* WORK TO COMPLETE
In the entries below, identify every line with the string "screenshot" and copy it.

Records from a data collection
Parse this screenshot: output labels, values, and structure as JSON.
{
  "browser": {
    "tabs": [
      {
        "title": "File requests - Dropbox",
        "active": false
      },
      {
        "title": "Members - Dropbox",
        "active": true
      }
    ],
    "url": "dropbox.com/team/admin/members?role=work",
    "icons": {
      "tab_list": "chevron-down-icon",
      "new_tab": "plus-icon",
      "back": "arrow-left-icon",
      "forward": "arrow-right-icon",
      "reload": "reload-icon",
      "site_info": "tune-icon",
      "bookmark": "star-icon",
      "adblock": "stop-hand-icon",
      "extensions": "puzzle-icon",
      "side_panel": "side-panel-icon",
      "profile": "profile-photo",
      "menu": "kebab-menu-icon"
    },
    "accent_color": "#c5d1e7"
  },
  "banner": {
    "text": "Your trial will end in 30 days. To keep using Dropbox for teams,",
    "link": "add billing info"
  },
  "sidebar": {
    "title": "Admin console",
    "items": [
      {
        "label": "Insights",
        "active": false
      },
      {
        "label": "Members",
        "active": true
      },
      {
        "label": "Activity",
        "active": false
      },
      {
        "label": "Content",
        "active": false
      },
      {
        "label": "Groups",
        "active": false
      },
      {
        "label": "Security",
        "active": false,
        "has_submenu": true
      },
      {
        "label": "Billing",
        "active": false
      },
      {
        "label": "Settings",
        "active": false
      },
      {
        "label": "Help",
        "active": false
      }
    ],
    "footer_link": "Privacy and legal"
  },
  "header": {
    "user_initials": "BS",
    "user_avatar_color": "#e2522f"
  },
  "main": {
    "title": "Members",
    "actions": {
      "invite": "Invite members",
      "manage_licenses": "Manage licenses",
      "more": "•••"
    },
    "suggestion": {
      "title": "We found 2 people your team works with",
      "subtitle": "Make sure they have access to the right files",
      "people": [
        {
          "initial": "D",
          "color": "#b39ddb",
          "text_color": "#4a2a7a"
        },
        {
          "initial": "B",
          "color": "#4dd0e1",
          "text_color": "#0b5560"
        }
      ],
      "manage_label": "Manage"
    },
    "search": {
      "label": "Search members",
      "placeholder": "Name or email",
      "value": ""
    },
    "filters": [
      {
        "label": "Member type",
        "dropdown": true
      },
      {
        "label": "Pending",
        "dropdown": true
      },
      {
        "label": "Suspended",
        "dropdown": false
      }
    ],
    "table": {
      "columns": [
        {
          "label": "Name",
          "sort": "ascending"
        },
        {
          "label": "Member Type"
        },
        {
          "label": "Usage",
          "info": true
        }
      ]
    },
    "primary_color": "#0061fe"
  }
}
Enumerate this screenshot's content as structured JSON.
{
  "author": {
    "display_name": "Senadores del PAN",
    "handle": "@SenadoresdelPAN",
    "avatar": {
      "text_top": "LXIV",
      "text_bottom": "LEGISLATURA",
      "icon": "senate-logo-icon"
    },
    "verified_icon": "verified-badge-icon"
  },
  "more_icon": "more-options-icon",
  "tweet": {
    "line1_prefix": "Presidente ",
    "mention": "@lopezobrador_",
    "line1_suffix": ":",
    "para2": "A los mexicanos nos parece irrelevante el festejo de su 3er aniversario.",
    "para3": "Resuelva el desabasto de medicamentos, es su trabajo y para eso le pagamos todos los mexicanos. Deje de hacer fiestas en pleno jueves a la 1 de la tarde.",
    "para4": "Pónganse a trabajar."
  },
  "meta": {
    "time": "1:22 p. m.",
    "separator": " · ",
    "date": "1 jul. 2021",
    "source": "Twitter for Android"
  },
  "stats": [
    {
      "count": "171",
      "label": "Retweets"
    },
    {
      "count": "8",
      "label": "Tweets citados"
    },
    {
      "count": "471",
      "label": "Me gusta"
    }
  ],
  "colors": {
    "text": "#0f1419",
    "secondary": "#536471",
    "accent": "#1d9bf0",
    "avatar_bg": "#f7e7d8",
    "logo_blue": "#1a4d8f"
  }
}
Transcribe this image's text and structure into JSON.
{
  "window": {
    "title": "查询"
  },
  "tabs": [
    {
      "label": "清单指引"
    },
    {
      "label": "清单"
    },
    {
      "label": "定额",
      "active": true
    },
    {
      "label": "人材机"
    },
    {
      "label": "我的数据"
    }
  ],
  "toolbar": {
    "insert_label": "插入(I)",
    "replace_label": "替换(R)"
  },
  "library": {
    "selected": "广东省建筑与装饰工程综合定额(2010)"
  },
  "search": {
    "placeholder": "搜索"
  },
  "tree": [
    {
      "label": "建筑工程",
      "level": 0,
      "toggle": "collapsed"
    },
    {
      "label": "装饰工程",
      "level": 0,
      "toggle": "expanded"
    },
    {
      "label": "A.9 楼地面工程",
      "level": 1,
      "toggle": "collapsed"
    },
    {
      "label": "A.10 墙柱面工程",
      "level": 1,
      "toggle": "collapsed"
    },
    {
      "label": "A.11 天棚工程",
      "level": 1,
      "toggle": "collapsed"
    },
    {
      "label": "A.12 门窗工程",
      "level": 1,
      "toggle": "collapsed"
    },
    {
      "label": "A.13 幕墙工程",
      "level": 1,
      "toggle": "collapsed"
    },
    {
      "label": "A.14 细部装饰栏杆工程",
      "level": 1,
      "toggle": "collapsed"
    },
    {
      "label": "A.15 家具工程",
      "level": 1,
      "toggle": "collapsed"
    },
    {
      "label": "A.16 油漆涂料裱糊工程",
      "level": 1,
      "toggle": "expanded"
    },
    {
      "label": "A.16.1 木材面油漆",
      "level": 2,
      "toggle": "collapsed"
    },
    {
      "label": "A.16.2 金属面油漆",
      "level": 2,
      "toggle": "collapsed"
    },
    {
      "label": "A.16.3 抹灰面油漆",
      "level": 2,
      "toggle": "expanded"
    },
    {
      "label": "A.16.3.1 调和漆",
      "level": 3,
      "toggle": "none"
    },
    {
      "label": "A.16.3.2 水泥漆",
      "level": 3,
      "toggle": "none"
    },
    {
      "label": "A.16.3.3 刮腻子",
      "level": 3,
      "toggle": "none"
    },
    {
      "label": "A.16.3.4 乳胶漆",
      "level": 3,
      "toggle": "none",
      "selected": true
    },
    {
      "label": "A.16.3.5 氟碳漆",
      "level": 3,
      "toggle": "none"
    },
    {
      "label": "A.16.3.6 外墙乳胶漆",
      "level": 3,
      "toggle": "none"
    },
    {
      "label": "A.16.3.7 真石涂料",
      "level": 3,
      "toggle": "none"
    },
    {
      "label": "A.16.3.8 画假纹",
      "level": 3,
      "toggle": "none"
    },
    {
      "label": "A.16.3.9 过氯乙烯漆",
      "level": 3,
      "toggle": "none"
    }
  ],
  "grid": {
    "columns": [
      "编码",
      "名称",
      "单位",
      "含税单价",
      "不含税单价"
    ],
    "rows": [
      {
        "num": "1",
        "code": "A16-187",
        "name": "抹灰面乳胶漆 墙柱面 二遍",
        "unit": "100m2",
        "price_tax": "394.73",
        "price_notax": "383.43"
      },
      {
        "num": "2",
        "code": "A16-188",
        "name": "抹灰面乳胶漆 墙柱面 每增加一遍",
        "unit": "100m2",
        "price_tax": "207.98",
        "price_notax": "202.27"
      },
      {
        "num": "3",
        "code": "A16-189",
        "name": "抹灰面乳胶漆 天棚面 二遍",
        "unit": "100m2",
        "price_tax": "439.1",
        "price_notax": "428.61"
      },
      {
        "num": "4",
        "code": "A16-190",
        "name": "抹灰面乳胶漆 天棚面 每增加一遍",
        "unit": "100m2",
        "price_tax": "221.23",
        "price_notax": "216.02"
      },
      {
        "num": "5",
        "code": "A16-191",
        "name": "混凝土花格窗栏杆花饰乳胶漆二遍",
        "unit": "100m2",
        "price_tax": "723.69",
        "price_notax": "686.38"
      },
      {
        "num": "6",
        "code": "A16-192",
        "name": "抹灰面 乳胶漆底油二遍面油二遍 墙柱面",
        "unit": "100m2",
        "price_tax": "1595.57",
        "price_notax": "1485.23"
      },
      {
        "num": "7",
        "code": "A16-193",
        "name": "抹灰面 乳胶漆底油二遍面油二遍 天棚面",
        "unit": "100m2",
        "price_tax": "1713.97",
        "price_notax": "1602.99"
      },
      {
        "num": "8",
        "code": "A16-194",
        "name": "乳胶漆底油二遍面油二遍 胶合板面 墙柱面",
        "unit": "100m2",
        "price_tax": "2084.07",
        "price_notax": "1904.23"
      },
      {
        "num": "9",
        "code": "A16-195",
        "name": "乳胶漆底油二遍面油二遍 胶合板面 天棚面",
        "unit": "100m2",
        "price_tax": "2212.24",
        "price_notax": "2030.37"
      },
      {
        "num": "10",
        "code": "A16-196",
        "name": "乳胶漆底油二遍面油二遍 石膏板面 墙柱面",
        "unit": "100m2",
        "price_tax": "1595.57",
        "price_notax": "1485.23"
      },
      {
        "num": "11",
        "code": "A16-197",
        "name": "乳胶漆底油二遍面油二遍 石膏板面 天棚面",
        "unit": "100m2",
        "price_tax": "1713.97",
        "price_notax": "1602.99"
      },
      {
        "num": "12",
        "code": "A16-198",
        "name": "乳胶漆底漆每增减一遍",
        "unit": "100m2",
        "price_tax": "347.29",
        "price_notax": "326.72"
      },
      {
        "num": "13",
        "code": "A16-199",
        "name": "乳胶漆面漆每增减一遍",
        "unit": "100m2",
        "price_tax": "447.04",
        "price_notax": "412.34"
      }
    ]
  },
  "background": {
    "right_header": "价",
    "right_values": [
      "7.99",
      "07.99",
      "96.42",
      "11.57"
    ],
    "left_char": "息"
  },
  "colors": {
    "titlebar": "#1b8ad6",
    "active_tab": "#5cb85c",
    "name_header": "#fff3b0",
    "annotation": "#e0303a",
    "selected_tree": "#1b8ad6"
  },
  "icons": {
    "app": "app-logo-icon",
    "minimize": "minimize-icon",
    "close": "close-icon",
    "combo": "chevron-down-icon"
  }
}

* EXPECTED OUTPUT
Parse this screenshot: output labels, values, and structure as JSON.
Enumerate this screenshot's content as structured JSON.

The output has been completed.